— Start of INFORMATION PROVIDED —
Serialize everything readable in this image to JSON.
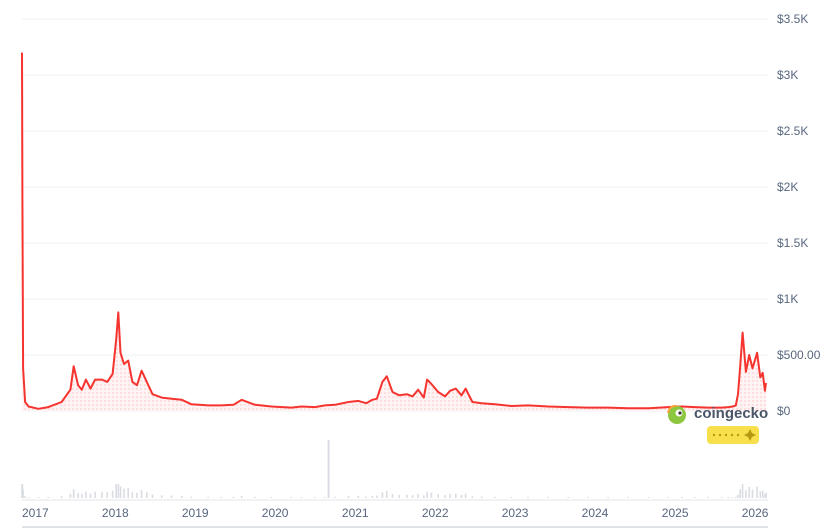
{
  "chart_data": {
    "type": "area",
    "y_axis": {
      "position": "right",
      "ylim": [
        0,
        3500
      ],
      "ticks": [
        0,
        500,
        1000,
        1500,
        2000,
        2500,
        3000,
        3500
      ],
      "tick_labels": [
        "$0",
        "$500.00",
        "$1K",
        "$1.5K",
        "$2K",
        "$2.5K",
        "$3K",
        "$3.5K"
      ]
    },
    "x_axis": {
      "xlim": [
        "2016-11-01",
        "2026-03-01"
      ],
      "ticks": [
        "2017-01-01",
        "2018-01-01",
        "2019-01-01",
        "2020-01-01",
        "2021-01-01",
        "2022-01-01",
        "2023-01-01",
        "2024-01-01",
        "2025-01-01",
        "2026-01-01"
      ],
      "tick_labels": [
        "2017",
        "2018",
        "2019",
        "2020",
        "2021",
        "2022",
        "2023",
        "2024",
        "2025",
        "2026"
      ]
    },
    "grid": true,
    "series": [
      {
        "color": "#f6342f",
        "x": [
          "2016-11-01",
          "2016-11-03",
          "2016-11-06",
          "2016-11-15",
          "2016-12-01",
          "2017-01-15",
          "2017-03-01",
          "2017-05-01",
          "2017-06-10",
          "2017-06-25",
          "2017-07-15",
          "2017-08-01",
          "2017-08-20",
          "2017-09-10",
          "2017-10-01",
          "2017-11-01",
          "2017-11-25",
          "2017-12-20",
          "2018-01-05",
          "2018-01-15",
          "2018-01-25",
          "2018-02-10",
          "2018-03-01",
          "2018-03-20",
          "2018-04-10",
          "2018-05-01",
          "2018-05-25",
          "2018-06-20",
          "2018-08-01",
          "2018-09-15",
          "2018-11-01",
          "2018-12-15",
          "2019-03-01",
          "2019-05-01",
          "2019-06-25",
          "2019-08-01",
          "2019-10-01",
          "2019-12-15",
          "2020-03-15",
          "2020-05-01",
          "2020-07-01",
          "2020-08-15",
          "2020-10-01",
          "2020-12-01",
          "2021-01-15",
          "2021-02-20",
          "2021-03-20",
          "2021-04-10",
          "2021-05-05",
          "2021-05-25",
          "2021-06-20",
          "2021-07-20",
          "2021-08-25",
          "2021-09-20",
          "2021-10-15",
          "2021-11-10",
          "2021-11-25",
          "2021-12-15",
          "2022-01-15",
          "2022-02-15",
          "2022-03-10",
          "2022-04-05",
          "2022-05-01",
          "2022-05-20",
          "2022-06-20",
          "2022-08-01",
          "2022-10-01",
          "2022-12-15",
          "2023-03-01",
          "2023-06-01",
          "2023-09-01",
          "2023-12-01",
          "2024-03-01",
          "2024-06-01",
          "2024-09-01",
          "2024-12-01",
          "2025-02-01",
          "2025-04-01",
          "2025-06-01",
          "2025-08-01",
          "2025-09-01",
          "2025-09-20",
          "2025-10-05",
          "2025-10-15",
          "2025-10-25",
          "2025-11-05",
          "2025-11-20",
          "2025-12-05",
          "2025-12-20",
          "2026-01-10",
          "2026-01-25",
          "2026-02-05",
          "2026-02-15",
          "2026-02-20"
        ],
        "y": [
          3200,
          1900,
          380,
          80,
          40,
          20,
          35,
          80,
          190,
          400,
          230,
          190,
          280,
          200,
          280,
          280,
          260,
          330,
          640,
          880,
          520,
          420,
          450,
          260,
          230,
          360,
          260,
          150,
          120,
          110,
          100,
          60,
          50,
          50,
          55,
          100,
          55,
          40,
          30,
          40,
          35,
          50,
          55,
          80,
          90,
          70,
          100,
          110,
          260,
          310,
          170,
          140,
          150,
          130,
          190,
          120,
          280,
          240,
          170,
          130,
          180,
          200,
          140,
          200,
          80,
          70,
          60,
          45,
          50,
          40,
          35,
          30,
          30,
          25,
          25,
          35,
          40,
          35,
          30,
          30,
          35,
          40,
          50,
          150,
          400,
          700,
          350,
          500,
          380,
          520,
          300,
          340,
          180,
          250
        ]
      }
    ]
  },
  "watermark": {
    "brand_text": "coingecko"
  },
  "volume": {
    "spike_x": "2020-09-01",
    "bar_color": "#d9dde3"
  }
}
— End of INFORMATION PROVIDED —
WORK TO BE COMPLETED: Transcribe the preceding listing in its entirety and with exact wording, leaving out pictures.

EXERCISE RESULT:
Serialize everything readable in this image to JSON.
{
  "chart_data": {
    "type": "area",
    "y_axis": {
      "position": "right",
      "ylim": [
        0,
        3500
      ],
      "ticks": [
        0,
        500,
        1000,
        1500,
        2000,
        2500,
        3000,
        3500
      ],
      "tick_labels": [
        "$0",
        "$500.00",
        "$1K",
        "$1.5K",
        "$2K",
        "$2.5K",
        "$3K",
        "$3.5K"
      ]
    },
    "x_axis": {
      "xlim": [
        "2016-11-01",
        "2026-03-01"
      ],
      "ticks": [
        "2017-01-01",
        "2018-01-01",
        "2019-01-01",
        "2020-01-01",
        "2021-01-01",
        "2022-01-01",
        "2023-01-01",
        "2024-01-01",
        "2025-01-01",
        "2026-01-01"
      ],
      "tick_labels": [
        "2017",
        "2018",
        "2019",
        "2020",
        "2021",
        "2022",
        "2023",
        "2024",
        "2025",
        "2026"
      ]
    },
    "grid": true,
    "series": [
      {
        "color": "#f6342f",
        "x": [
          "2016-11-01",
          "2016-11-03",
          "2016-11-06",
          "2016-11-15",
          "2016-12-01",
          "2017-01-15",
          "2017-03-01",
          "2017-05-01",
          "2017-06-10",
          "2017-06-25",
          "2017-07-15",
          "2017-08-01",
          "2017-08-20",
          "2017-09-10",
          "2017-10-01",
          "2017-11-01",
          "2017-11-25",
          "2017-12-20",
          "2018-01-05",
          "2018-01-15",
          "2018-01-25",
          "2018-02-10",
          "2018-03-01",
          "2018-03-20",
          "2018-04-10",
          "2018-05-01",
          "2018-05-25",
          "2018-06-20",
          "2018-08-01",
          "2018-09-15",
          "2018-11-01",
          "2018-12-15",
          "2019-03-01",
          "2019-05-01",
          "2019-06-25",
          "2019-08-01",
          "2019-10-01",
          "2019-12-15",
          "2020-03-15",
          "2020-05-01",
          "2020-07-01",
          "2020-08-15",
          "2020-10-01",
          "2020-12-01",
          "2021-01-15",
          "2021-02-20",
          "2021-03-20",
          "2021-04-10",
          "2021-05-05",
          "2021-05-25",
          "2021-06-20",
          "2021-07-20",
          "2021-08-25",
          "2021-09-20",
          "2021-10-15",
          "2021-11-10",
          "2021-11-25",
          "2021-12-15",
          "2022-01-15",
          "2022-02-15",
          "2022-03-10",
          "2022-04-05",
          "2022-05-01",
          "2022-05-20",
          "2022-06-20",
          "2022-08-01",
          "2022-10-01",
          "2022-12-15",
          "2023-03-01",
          "2023-06-01",
          "2023-09-01",
          "2023-12-01",
          "2024-03-01",
          "2024-06-01",
          "2024-09-01",
          "2024-12-01",
          "2025-02-01",
          "2025-04-01",
          "2025-06-01",
          "2025-08-01",
          "2025-09-01",
          "2025-09-20",
          "2025-10-05",
          "2025-10-15",
          "2025-10-25",
          "2025-11-05",
          "2025-11-20",
          "2025-12-05",
          "2025-12-20",
          "2026-01-10",
          "2026-01-25",
          "2026-02-05",
          "2026-02-15",
          "2026-02-20"
        ],
        "y": [
          3200,
          1900,
          380,
          80,
          40,
          20,
          35,
          80,
          190,
          400,
          230,
          190,
          280,
          200,
          280,
          280,
          260,
          330,
          640,
          880,
          520,
          420,
          450,
          260,
          230,
          360,
          260,
          150,
          120,
          110,
          100,
          60,
          50,
          50,
          55,
          100,
          55,
          40,
          30,
          40,
          35,
          50,
          55,
          80,
          90,
          70,
          100,
          110,
          260,
          310,
          170,
          140,
          150,
          130,
          190,
          120,
          280,
          240,
          170,
          130,
          180,
          200,
          140,
          200,
          80,
          70,
          60,
          45,
          50,
          40,
          35,
          30,
          30,
          25,
          25,
          35,
          40,
          35,
          30,
          30,
          35,
          40,
          50,
          150,
          400,
          700,
          350,
          500,
          380,
          520,
          300,
          340,
          180,
          250
        ]
      }
    ]
  },
  "watermark": {
    "brand_text": "coingecko"
  },
  "volume": {
    "spike_x": "2020-09-01",
    "bar_color": "#d9dde3"
  }
}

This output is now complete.